Given records:
— START —
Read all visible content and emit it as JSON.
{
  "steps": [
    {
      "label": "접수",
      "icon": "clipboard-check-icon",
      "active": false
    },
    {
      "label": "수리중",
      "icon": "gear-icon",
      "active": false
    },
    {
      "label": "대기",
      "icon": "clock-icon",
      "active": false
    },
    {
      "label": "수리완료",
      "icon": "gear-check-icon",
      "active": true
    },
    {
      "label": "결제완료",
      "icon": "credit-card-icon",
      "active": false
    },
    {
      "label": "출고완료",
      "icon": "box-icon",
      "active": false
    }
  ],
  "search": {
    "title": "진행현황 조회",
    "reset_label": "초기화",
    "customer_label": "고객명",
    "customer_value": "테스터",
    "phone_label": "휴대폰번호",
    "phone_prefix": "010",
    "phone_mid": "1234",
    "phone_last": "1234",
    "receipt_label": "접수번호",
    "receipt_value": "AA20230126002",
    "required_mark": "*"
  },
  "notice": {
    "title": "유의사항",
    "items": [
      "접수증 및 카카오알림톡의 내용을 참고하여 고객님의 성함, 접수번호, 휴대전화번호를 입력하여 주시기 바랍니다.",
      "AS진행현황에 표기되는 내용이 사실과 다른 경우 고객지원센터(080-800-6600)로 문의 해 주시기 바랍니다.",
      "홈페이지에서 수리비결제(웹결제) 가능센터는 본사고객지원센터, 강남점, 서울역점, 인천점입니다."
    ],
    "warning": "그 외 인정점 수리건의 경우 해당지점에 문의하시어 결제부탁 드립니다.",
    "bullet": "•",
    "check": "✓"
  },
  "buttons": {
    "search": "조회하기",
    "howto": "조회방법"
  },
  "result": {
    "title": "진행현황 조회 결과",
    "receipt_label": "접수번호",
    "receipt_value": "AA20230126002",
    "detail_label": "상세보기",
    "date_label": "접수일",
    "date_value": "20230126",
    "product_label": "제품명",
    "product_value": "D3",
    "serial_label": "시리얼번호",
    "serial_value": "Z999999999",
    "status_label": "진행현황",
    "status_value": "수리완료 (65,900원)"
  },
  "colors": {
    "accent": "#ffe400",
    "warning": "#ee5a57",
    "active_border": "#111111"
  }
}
— END —
Set down every line of the listing above again, exactly as given.

Solution to the exercise:
Read all visible content and emit it as JSON.
{
  "steps": [
    {
      "label": "접수",
      "icon": "clipboard-check-icon",
      "active": false
    },
    {
      "label": "수리중",
      "icon": "gear-icon",
      "active": false
    },
    {
      "label": "대기",
      "icon": "clock-icon",
      "active": false
    },
    {
      "label": "수리완료",
      "icon": "gear-check-icon",
      "active": true
    },
    {
      "label": "결제완료",
      "icon": "credit-card-icon",
      "active": false
    },
    {
      "label": "출고완료",
      "icon": "box-icon",
      "active": false
    }
  ],
  "search": {
    "title": "진행현황 조회",
    "reset_label": "초기화",
    "customer_label": "고객명",
    "customer_value": "테스터",
    "phone_label": "휴대폰번호",
    "phone_prefix": "010",
    "phone_mid": "1234",
    "phone_last": "1234",
    "receipt_label": "접수번호",
    "receipt_value": "AA20230126002",
    "required_mark": "*"
  },
  "notice": {
    "title": "유의사항",
    "items": [
      "접수증 및 카카오알림톡의 내용을 참고하여 고객님의 성함, 접수번호, 휴대전화번호를 입력하여 주시기 바랍니다.",
      "AS진행현황에 표기되는 내용이 사실과 다른 경우 고객지원센터(080-800-6600)로 문의 해 주시기 바랍니다.",
      "홈페이지에서 수리비결제(웹결제) 가능센터는 본사고객지원센터, 강남점, 서울역점, 인천점입니다."
    ],
    "warning": "그 외 인정점 수리건의 경우 해당지점에 문의하시어 결제부탁 드립니다.",
    "bullet": "•",
    "check": "✓"
  },
  "buttons": {
    "search": "조회하기",
    "howto": "조회방법"
  },
  "result": {
    "title": "진행현황 조회 결과",
    "receipt_label": "접수번호",
    "receipt_value": "AA20230126002",
    "detail_label": "상세보기",
    "date_label": "접수일",
    "date_value": "20230126",
    "product_label": "제품명",
    "product_value": "D3",
    "serial_label": "시리얼번호",
    "serial_value": "Z999999999",
    "status_label": "진행현황",
    "status_value": "수리완료 (65,900원)"
  },
  "colors": {
    "accent": "#ffe400",
    "warning": "#ee5a57",
    "active_border": "#111111"
  }
}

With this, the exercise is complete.